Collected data
######
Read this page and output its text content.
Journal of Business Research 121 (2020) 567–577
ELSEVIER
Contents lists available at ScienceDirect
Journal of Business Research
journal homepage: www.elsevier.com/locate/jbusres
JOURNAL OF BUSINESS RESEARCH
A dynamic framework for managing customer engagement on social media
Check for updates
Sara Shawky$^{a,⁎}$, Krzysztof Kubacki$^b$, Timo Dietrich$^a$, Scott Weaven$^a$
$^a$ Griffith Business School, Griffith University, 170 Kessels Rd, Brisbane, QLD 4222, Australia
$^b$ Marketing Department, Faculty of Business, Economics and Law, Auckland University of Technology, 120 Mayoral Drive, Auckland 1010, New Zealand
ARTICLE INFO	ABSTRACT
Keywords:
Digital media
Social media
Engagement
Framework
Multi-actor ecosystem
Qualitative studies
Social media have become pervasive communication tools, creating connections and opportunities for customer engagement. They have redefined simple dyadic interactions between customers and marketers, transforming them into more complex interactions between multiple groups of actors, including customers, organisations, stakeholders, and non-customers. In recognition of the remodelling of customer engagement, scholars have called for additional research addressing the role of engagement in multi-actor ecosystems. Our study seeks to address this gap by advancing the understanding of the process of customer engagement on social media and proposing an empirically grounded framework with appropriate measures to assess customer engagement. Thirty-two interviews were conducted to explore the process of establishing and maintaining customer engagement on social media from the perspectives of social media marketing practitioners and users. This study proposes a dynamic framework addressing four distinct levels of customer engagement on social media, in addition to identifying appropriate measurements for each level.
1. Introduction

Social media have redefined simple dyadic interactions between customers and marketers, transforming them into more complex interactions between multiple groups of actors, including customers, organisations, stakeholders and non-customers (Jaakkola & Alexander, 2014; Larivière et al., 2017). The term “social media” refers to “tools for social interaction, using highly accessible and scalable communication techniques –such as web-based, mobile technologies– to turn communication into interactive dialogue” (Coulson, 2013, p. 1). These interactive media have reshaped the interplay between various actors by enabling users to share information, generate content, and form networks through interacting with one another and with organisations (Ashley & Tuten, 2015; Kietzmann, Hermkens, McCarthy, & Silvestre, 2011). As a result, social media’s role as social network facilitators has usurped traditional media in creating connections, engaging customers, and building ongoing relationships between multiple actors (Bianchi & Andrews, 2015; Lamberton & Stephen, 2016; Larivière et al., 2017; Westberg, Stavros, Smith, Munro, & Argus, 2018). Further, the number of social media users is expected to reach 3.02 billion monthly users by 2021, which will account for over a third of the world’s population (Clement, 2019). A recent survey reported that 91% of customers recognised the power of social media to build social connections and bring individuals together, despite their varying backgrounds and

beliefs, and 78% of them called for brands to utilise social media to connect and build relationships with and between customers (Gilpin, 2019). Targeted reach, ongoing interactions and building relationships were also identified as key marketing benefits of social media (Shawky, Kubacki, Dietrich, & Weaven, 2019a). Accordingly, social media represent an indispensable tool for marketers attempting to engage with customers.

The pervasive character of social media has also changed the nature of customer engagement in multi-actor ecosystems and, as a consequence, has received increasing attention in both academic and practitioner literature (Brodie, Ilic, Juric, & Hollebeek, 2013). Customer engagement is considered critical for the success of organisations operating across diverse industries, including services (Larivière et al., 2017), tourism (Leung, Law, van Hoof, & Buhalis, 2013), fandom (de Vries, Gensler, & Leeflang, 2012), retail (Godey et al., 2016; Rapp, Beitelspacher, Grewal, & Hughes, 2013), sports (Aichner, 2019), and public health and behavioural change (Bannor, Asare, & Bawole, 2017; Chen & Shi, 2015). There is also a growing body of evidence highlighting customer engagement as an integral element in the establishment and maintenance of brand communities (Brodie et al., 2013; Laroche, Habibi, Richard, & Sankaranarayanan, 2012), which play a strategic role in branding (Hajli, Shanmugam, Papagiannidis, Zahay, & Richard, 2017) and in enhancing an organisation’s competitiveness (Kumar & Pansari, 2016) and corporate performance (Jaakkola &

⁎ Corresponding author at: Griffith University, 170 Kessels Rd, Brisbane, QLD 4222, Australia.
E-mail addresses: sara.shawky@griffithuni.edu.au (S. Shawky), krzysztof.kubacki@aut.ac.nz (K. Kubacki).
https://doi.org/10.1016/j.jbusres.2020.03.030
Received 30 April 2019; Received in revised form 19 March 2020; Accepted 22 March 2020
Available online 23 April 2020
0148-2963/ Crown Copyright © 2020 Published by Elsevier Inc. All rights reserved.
######
[The problem] Provide an exact reproduction of all the entries shown above.

[Final result]
Read this page and output its text content.
Journal of Business Research 121 (2020) 567–577
ELSEVIER
Contents lists available at ScienceDirect
Journal of Business Research
journal homepage: www.elsevier.com/locate/jbusres
JOURNAL OF BUSINESS RESEARCH
A dynamic framework for managing customer engagement on social media
Check for updates
Sara Shawky$^{a,⁎}$, Krzysztof Kubacki$^b$, Timo Dietrich$^a$, Scott Weaven$^a$
$^a$ Griffith Business School, Griffith University, 170 Kessels Rd, Brisbane, QLD 4222, Australia
$^b$ Marketing Department, Faculty of Business, Economics and Law, Auckland University of Technology, 120 Mayoral Drive, Auckland 1010, New Zealand
ARTICLE INFO	ABSTRACT
Keywords:
Digital media
Social media
Engagement
Framework
Multi-actor ecosystem
Qualitative studies
Social media have become pervasive communication tools, creating connections and opportunities for customer engagement. They have redefined simple dyadic interactions between customers and marketers, transforming them into more complex interactions between multiple groups of actors, including customers, organisations, stakeholders, and non-customers. In recognition of the remodelling of customer engagement, scholars have called for additional research addressing the role of engagement in multi-actor ecosystems. Our study seeks to address this gap by advancing the understanding of the process of customer engagement on social media and proposing an empirically grounded framework with appropriate measures to assess customer engagement. Thirty-two interviews were conducted to explore the process of establishing and maintaining customer engagement on social media from the perspectives of social media marketing practitioners and users. This study proposes a dynamic framework addressing four distinct levels of customer engagement on social media, in addition to identifying appropriate measurements for each level.
1. Introduction

Social media have redefined simple dyadic interactions between customers and marketers, transforming them into more complex interactions between multiple groups of actors, including customers, organisations, stakeholders and non-customers (Jaakkola & Alexander, 2014; Larivière et al., 2017). The term “social media” refers to “tools for social interaction, using highly accessible and scalable communication techniques –such as web-based, mobile technologies– to turn communication into interactive dialogue” (Coulson, 2013, p. 1). These interactive media have reshaped the interplay between various actors by enabling users to share information, generate content, and form networks through interacting with one another and with organisations (Ashley & Tuten, 2015; Kietzmann, Hermkens, McCarthy, & Silvestre, 2011). As a result, social media’s role as social network facilitators has usurped traditional media in creating connections, engaging customers, and building ongoing relationships between multiple actors (Bianchi & Andrews, 2015; Lamberton & Stephen, 2016; Larivière et al., 2017; Westberg, Stavros, Smith, Munro, & Argus, 2018). Further, the number of social media users is expected to reach 3.02 billion monthly users by 2021, which will account for over a third of the world’s population (Clement, 2019). A recent survey reported that 91% of customers recognised the power of social media to build social connections and bring individuals together, despite their varying backgrounds and

beliefs, and 78% of them called for brands to utilise social media to connect and build relationships with and between customers (Gilpin, 2019). Targeted reach, ongoing interactions and building relationships were also identified as key marketing benefits of social media (Shawky, Kubacki, Dietrich, & Weaven, 2019a). Accordingly, social media represent an indispensable tool for marketers attempting to engage with customers.

The pervasive character of social media has also changed the nature of customer engagement in multi-actor ecosystems and, as a consequence, has received increasing attention in both academic and practitioner literature (Brodie, Ilic, Juric, & Hollebeek, 2013). Customer engagement is considered critical for the success of organisations operating across diverse industries, including services (Larivière et al., 2017), tourism (Leung, Law, van Hoof, & Buhalis, 2013), fandom (de Vries, Gensler, & Leeflang, 2012), retail (Godey et al., 2016; Rapp, Beitelspacher, Grewal, & Hughes, 2013), sports (Aichner, 2019), and public health and behavioural change (Bannor, Asare, & Bawole, 2017; Chen & Shi, 2015). There is also a growing body of evidence highlighting customer engagement as an integral element in the establishment and maintenance of brand communities (Brodie et al., 2013; Laroche, Habibi, Richard, & Sankaranarayanan, 2012), which play a strategic role in branding (Hajli, Shanmugam, Papagiannidis, Zahay, & Richard, 2017) and in enhancing an organisation’s competitiveness (Kumar & Pansari, 2016) and corporate performance (Jaakkola &

⁎ Corresponding author at: Griffith University, 170 Kessels Rd, Brisbane, QLD 4222, Australia.
E-mail addresses: sara.shawky@griffithuni.edu.au (S. Shawky), krzysztof.kubacki@aut.ac.nz (K. Kubacki).
https://doi.org/10.1016/j.jbusres.2020.03.030
Received 30 April 2019; Received in revised form 19 March 2020; Accepted 22 March 2020
Available online 23 April 2020
0148-2963/ Crown Copyright © 2020 Published by Elsevier Inc. All rights reserved.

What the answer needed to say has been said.